### THE TASK
Return each line that holds the word "this".

"""

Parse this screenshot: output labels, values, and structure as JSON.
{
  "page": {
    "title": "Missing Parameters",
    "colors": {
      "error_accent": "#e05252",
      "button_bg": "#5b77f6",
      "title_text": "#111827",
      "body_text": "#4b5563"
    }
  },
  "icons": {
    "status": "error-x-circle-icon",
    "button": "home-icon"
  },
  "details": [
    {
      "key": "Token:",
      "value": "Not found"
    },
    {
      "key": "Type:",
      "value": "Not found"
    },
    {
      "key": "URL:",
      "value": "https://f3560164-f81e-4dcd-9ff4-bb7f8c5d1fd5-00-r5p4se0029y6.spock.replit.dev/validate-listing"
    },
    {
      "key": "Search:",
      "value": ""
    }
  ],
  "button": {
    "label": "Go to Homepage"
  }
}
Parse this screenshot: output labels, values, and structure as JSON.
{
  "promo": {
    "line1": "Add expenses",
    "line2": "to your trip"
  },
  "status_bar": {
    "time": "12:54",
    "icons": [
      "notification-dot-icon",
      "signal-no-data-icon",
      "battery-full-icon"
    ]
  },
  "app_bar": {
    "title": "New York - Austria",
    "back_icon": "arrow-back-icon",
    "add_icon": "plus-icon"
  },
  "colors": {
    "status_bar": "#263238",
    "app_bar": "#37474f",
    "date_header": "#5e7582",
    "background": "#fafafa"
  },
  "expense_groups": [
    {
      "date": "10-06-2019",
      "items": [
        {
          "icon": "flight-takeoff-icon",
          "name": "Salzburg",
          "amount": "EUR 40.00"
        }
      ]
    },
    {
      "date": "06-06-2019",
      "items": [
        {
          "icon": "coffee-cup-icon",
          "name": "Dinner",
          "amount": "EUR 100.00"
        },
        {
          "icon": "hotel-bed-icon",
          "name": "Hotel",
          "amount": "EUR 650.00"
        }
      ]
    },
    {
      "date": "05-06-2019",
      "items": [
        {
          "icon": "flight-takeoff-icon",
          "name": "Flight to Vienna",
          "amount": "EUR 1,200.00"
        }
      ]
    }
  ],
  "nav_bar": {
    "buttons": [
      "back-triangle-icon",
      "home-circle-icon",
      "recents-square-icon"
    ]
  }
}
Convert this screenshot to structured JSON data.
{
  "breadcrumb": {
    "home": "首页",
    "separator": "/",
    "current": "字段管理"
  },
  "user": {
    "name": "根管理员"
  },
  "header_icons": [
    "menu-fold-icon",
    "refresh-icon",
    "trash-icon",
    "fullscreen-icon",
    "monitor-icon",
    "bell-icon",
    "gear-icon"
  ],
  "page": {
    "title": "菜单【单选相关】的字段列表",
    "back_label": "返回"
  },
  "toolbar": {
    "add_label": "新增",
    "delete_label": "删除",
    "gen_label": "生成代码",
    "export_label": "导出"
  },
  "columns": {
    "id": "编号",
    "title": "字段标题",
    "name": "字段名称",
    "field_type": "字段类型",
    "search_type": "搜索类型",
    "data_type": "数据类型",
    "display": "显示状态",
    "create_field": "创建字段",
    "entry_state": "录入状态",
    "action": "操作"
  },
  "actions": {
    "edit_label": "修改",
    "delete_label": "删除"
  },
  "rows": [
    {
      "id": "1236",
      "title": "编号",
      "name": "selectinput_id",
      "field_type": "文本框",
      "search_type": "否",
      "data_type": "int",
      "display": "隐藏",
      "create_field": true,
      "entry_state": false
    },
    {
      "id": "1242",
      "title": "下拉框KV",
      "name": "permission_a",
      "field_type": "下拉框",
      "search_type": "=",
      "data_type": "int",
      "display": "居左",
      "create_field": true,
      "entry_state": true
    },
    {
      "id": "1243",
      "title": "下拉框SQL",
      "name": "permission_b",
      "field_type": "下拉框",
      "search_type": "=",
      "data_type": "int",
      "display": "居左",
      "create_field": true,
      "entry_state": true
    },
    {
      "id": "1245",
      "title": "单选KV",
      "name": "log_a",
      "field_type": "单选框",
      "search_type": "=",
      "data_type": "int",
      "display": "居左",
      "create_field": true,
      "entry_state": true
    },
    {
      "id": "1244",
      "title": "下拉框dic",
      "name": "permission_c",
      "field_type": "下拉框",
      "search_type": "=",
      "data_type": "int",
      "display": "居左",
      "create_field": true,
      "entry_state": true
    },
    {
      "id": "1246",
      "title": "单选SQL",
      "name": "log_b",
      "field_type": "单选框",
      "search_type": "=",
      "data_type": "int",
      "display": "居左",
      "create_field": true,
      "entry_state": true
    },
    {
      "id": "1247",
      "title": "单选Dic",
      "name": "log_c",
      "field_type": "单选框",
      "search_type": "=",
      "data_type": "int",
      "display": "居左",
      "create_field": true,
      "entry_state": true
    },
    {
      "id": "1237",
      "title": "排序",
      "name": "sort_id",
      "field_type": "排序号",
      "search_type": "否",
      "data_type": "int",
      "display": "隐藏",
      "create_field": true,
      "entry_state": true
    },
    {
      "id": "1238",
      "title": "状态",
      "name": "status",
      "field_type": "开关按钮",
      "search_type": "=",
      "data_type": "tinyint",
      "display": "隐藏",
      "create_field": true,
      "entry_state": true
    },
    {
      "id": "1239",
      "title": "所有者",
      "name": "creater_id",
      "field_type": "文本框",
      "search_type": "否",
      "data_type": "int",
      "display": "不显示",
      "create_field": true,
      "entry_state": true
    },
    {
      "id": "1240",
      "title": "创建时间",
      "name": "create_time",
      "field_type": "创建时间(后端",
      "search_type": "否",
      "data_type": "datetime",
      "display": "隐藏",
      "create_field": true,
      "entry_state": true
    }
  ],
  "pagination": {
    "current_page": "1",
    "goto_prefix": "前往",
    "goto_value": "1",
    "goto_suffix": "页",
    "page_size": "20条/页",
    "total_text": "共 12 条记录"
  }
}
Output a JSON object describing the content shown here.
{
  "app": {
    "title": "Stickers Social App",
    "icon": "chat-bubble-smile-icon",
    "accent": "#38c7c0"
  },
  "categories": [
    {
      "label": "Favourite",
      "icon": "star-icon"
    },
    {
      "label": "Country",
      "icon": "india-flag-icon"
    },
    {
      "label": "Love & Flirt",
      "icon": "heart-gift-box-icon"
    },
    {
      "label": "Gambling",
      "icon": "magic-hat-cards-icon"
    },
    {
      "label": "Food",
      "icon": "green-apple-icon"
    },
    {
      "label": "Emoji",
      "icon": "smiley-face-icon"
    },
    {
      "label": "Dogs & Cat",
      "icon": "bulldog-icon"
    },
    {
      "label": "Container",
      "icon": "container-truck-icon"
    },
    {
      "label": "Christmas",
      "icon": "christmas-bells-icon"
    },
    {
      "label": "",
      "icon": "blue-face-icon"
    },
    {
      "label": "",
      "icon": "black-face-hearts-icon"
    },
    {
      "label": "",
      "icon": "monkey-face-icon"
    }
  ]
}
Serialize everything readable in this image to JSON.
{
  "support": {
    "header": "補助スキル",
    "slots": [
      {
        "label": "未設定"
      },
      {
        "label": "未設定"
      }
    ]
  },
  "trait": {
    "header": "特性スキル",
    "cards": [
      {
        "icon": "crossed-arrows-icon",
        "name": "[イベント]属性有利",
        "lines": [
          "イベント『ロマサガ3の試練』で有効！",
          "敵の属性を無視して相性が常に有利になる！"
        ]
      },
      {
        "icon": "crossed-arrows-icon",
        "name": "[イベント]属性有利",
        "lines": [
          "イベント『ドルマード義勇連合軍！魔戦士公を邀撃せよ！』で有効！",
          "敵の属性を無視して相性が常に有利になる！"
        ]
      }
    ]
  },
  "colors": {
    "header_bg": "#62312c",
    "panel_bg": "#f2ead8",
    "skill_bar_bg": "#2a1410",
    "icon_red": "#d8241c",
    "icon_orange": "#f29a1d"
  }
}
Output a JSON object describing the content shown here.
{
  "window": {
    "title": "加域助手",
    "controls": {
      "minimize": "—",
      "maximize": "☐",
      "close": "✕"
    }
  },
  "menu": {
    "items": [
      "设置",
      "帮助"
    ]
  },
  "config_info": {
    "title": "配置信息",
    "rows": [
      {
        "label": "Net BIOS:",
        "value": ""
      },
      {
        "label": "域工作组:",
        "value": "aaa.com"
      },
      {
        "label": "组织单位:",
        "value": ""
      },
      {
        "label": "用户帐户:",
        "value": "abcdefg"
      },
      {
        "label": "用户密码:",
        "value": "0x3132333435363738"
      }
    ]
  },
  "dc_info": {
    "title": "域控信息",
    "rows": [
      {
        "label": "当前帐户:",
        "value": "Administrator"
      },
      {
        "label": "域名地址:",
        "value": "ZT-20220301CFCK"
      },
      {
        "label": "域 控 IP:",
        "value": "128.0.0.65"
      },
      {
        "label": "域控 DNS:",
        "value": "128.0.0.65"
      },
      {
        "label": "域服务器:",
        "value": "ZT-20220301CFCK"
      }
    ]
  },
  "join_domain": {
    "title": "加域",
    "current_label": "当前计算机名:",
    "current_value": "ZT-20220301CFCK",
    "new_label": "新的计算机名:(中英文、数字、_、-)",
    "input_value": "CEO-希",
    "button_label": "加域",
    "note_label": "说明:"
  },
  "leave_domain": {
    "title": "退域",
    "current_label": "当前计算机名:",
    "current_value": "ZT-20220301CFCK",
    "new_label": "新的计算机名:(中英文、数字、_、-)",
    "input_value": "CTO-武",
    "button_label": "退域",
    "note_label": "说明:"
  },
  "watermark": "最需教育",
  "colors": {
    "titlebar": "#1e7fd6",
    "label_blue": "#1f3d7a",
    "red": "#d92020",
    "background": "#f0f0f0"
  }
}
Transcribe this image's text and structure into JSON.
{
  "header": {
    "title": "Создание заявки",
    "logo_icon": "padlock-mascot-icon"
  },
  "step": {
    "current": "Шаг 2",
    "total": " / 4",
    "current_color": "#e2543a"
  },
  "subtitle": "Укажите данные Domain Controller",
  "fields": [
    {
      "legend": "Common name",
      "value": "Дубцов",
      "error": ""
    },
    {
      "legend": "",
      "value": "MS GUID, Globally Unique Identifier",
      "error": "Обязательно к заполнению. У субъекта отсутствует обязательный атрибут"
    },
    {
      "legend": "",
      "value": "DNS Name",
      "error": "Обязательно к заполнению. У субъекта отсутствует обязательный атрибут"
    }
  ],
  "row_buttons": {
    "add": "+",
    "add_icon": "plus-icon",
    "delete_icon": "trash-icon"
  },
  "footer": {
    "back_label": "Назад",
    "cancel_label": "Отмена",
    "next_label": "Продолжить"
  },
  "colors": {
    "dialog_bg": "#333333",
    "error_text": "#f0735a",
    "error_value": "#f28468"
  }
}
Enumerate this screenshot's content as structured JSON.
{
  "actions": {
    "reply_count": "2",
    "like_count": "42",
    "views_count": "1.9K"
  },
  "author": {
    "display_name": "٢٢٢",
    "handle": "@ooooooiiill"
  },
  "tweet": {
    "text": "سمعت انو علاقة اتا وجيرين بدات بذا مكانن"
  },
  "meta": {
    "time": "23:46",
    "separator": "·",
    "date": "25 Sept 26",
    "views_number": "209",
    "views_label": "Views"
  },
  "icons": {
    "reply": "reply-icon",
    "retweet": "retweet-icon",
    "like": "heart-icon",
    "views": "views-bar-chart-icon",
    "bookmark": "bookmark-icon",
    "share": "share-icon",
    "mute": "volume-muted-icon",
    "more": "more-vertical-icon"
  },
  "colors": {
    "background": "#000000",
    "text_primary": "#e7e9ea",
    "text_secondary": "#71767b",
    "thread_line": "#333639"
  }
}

"""

### OUTPUT OF THE TASK
Parse this screenshot: output labels, values, and structure as JSON.
Parse this screenshot: output labels, values, and structure as JSON.
Convert this screenshot to structured JSON data.
Serialize everything readable in this image to JSON.
Transcribe this image's text and structure into JSON.
Enumerate this screenshot's content as structured JSON.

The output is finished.